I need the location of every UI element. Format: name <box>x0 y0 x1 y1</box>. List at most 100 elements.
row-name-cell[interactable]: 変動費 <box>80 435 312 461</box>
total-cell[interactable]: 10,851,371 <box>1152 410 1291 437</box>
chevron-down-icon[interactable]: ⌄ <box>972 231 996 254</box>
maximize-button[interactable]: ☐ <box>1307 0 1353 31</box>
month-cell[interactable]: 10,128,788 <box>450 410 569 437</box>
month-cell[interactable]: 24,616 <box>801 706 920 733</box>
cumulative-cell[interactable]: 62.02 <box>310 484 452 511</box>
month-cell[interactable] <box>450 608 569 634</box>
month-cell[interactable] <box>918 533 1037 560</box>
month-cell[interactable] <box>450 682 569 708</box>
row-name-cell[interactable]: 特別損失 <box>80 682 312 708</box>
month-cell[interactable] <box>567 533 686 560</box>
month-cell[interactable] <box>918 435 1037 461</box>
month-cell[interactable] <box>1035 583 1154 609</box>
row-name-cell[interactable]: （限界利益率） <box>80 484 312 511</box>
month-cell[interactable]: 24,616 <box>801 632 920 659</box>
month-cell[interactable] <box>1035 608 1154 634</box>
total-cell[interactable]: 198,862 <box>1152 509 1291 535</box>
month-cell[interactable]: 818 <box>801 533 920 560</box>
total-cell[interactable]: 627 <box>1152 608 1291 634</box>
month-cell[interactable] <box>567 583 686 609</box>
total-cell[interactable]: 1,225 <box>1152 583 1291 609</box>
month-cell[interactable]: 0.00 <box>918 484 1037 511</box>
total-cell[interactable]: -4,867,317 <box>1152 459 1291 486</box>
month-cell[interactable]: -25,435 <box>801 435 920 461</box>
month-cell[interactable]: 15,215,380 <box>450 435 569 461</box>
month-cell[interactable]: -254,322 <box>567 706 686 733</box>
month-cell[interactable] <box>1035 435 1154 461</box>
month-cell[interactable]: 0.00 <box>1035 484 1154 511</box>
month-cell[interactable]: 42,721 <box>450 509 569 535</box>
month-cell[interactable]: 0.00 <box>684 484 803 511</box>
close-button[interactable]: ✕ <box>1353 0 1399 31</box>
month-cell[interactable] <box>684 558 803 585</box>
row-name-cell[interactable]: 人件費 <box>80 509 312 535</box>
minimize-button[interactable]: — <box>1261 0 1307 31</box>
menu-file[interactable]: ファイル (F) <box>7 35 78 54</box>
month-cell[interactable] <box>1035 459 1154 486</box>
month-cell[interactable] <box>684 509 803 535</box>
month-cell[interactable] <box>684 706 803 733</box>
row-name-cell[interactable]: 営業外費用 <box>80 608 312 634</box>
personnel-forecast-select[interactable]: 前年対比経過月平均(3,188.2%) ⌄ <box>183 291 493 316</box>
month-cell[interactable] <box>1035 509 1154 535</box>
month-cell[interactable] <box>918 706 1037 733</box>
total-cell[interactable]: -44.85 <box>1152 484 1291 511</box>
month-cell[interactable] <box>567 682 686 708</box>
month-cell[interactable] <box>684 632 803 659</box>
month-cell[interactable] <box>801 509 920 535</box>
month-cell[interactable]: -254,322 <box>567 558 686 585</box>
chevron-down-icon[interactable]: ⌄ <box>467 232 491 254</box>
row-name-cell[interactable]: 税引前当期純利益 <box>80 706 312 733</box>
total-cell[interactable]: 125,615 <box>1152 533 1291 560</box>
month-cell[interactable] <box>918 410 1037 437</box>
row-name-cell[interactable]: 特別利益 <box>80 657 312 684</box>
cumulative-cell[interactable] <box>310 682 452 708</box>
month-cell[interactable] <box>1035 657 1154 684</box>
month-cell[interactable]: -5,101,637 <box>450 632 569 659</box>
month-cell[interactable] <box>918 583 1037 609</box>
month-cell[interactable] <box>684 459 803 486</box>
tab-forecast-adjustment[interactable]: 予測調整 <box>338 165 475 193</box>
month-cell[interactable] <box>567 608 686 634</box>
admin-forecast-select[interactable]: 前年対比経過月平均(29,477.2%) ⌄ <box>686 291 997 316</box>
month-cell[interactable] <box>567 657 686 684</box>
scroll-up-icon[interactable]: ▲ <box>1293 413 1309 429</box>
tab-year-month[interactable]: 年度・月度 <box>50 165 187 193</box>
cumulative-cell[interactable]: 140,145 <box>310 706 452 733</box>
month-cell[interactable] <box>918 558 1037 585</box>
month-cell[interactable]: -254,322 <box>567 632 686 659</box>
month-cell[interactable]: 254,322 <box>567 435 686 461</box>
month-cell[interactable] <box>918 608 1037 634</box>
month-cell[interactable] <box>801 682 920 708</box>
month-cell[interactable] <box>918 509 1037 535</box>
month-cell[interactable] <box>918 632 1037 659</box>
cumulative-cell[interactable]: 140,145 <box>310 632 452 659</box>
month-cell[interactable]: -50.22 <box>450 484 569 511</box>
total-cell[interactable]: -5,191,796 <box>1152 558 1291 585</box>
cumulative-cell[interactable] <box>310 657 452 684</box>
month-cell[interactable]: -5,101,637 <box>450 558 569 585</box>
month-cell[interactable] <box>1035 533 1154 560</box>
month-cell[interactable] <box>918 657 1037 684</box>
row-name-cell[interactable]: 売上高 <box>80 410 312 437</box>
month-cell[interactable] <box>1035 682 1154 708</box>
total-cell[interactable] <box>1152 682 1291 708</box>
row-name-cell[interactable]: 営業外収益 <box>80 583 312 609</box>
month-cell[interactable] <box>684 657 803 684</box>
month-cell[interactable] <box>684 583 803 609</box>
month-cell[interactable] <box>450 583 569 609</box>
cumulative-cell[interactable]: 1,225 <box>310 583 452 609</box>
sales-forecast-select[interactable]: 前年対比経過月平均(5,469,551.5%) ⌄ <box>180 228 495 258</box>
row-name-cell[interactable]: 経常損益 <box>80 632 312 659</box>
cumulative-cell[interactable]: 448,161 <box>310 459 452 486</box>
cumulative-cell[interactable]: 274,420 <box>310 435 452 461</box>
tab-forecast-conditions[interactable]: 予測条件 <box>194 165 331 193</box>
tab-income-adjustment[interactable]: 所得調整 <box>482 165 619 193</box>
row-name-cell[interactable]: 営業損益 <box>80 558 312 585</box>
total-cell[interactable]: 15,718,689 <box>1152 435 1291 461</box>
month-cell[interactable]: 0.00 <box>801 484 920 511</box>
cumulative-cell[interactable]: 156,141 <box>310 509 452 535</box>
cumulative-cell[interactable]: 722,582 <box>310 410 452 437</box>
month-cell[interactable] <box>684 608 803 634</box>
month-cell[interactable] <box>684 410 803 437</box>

Stated task: Reproduce all of the lines above verbatim, changing nothing.

Exercise output:
I need the location of every UI element. Format: name <box>x0 y0 x1 y1</box>. List at most 100 elements.
row-name-cell[interactable]: 変動費 <box>80 435 312 461</box>
total-cell[interactable]: 10,851,371 <box>1152 410 1291 437</box>
chevron-down-icon[interactable]: ⌄ <box>972 231 996 254</box>
maximize-button[interactable]: ☐ <box>1307 0 1353 31</box>
month-cell[interactable]: 10,128,788 <box>450 410 569 437</box>
month-cell[interactable]: 24,616 <box>801 706 920 733</box>
cumulative-cell[interactable]: 62.02 <box>310 484 452 511</box>
month-cell[interactable] <box>450 608 569 634</box>
month-cell[interactable] <box>918 533 1037 560</box>
month-cell[interactable] <box>450 682 569 708</box>
row-name-cell[interactable]: 特別損失 <box>80 682 312 708</box>
month-cell[interactable] <box>567 533 686 560</box>
month-cell[interactable] <box>918 435 1037 461</box>
month-cell[interactable] <box>1035 583 1154 609</box>
row-name-cell[interactable]: （限界利益率） <box>80 484 312 511</box>
month-cell[interactable]: 24,616 <box>801 632 920 659</box>
month-cell[interactable] <box>1035 608 1154 634</box>
total-cell[interactable]: 198,862 <box>1152 509 1291 535</box>
month-cell[interactable]: 818 <box>801 533 920 560</box>
total-cell[interactable]: 627 <box>1152 608 1291 634</box>
month-cell[interactable] <box>567 583 686 609</box>
total-cell[interactable]: 1,225 <box>1152 583 1291 609</box>
month-cell[interactable]: 0.00 <box>918 484 1037 511</box>
total-cell[interactable]: -4,867,317 <box>1152 459 1291 486</box>
month-cell[interactable]: -25,435 <box>801 435 920 461</box>
month-cell[interactable]: 15,215,380 <box>450 435 569 461</box>
month-cell[interactable]: -254,322 <box>567 706 686 733</box>
month-cell[interactable] <box>1035 435 1154 461</box>
month-cell[interactable]: 0.00 <box>1035 484 1154 511</box>
month-cell[interactable]: 42,721 <box>450 509 569 535</box>
month-cell[interactable]: 0.00 <box>684 484 803 511</box>
close-button[interactable]: ✕ <box>1353 0 1399 31</box>
month-cell[interactable] <box>684 558 803 585</box>
row-name-cell[interactable]: 人件費 <box>80 509 312 535</box>
minimize-button[interactable]: — <box>1261 0 1307 31</box>
menu-file[interactable]: ファイル (F) <box>7 35 78 54</box>
month-cell[interactable] <box>1035 459 1154 486</box>
month-cell[interactable] <box>684 509 803 535</box>
month-cell[interactable] <box>684 706 803 733</box>
row-name-cell[interactable]: 営業外費用 <box>80 608 312 634</box>
personnel-forecast-select[interactable]: 前年対比経過月平均(3,188.2%) ⌄ <box>183 291 493 316</box>
month-cell[interactable] <box>1035 509 1154 535</box>
month-cell[interactable] <box>918 706 1037 733</box>
total-cell[interactable]: -44.85 <box>1152 484 1291 511</box>
month-cell[interactable] <box>567 682 686 708</box>
month-cell[interactable] <box>684 632 803 659</box>
month-cell[interactable] <box>801 509 920 535</box>
month-cell[interactable]: -254,322 <box>567 558 686 585</box>
chevron-down-icon[interactable]: ⌄ <box>467 232 491 254</box>
row-name-cell[interactable]: 税引前当期純利益 <box>80 706 312 733</box>
total-cell[interactable]: 125,615 <box>1152 533 1291 560</box>
month-cell[interactable] <box>918 410 1037 437</box>
row-name-cell[interactable]: 特別利益 <box>80 657 312 684</box>
cumulative-cell[interactable] <box>310 682 452 708</box>
month-cell[interactable] <box>1035 657 1154 684</box>
month-cell[interactable]: -5,101,637 <box>450 632 569 659</box>
month-cell[interactable] <box>918 583 1037 609</box>
month-cell[interactable] <box>684 459 803 486</box>
tab-forecast-adjustment[interactable]: 予測調整 <box>338 165 475 193</box>
month-cell[interactable] <box>567 608 686 634</box>
admin-forecast-select[interactable]: 前年対比経過月平均(29,477.2%) ⌄ <box>686 291 997 316</box>
month-cell[interactable] <box>567 657 686 684</box>
scroll-up-icon[interactable]: ▲ <box>1293 413 1309 429</box>
tab-year-month[interactable]: 年度・月度 <box>50 165 187 193</box>
cumulative-cell[interactable]: 140,145 <box>310 706 452 733</box>
month-cell[interactable] <box>918 558 1037 585</box>
month-cell[interactable]: -254,322 <box>567 632 686 659</box>
month-cell[interactable]: 254,322 <box>567 435 686 461</box>
month-cell[interactable] <box>918 608 1037 634</box>
month-cell[interactable] <box>801 682 920 708</box>
month-cell[interactable] <box>918 509 1037 535</box>
month-cell[interactable] <box>918 632 1037 659</box>
cumulative-cell[interactable]: 140,145 <box>310 632 452 659</box>
month-cell[interactable]: -50.22 <box>450 484 569 511</box>
total-cell[interactable]: -5,191,796 <box>1152 558 1291 585</box>
cumulative-cell[interactable] <box>310 657 452 684</box>
month-cell[interactable]: -5,101,637 <box>450 558 569 585</box>
month-cell[interactable] <box>1035 533 1154 560</box>
month-cell[interactable] <box>918 657 1037 684</box>
row-name-cell[interactable]: 売上高 <box>80 410 312 437</box>
month-cell[interactable] <box>1035 682 1154 708</box>
total-cell[interactable] <box>1152 682 1291 708</box>
row-name-cell[interactable]: 営業外収益 <box>80 583 312 609</box>
month-cell[interactable] <box>684 657 803 684</box>
month-cell[interactable] <box>684 583 803 609</box>
month-cell[interactable] <box>450 583 569 609</box>
cumulative-cell[interactable]: 1,225 <box>310 583 452 609</box>
sales-forecast-select[interactable]: 前年対比経過月平均(5,469,551.5%) ⌄ <box>180 228 495 258</box>
row-name-cell[interactable]: 経常損益 <box>80 632 312 659</box>
cumulative-cell[interactable]: 448,161 <box>310 459 452 486</box>
cumulative-cell[interactable]: 274,420 <box>310 435 452 461</box>
tab-forecast-conditions[interactable]: 予測条件 <box>194 165 331 193</box>
tab-income-adjustment[interactable]: 所得調整 <box>482 165 619 193</box>
row-name-cell[interactable]: 営業損益 <box>80 558 312 585</box>
total-cell[interactable]: 15,718,689 <box>1152 435 1291 461</box>
month-cell[interactable]: 0.00 <box>801 484 920 511</box>
cumulative-cell[interactable]: 156,141 <box>310 509 452 535</box>
cumulative-cell[interactable]: 722,582 <box>310 410 452 437</box>
month-cell[interactable] <box>684 608 803 634</box>
month-cell[interactable] <box>684 410 803 437</box>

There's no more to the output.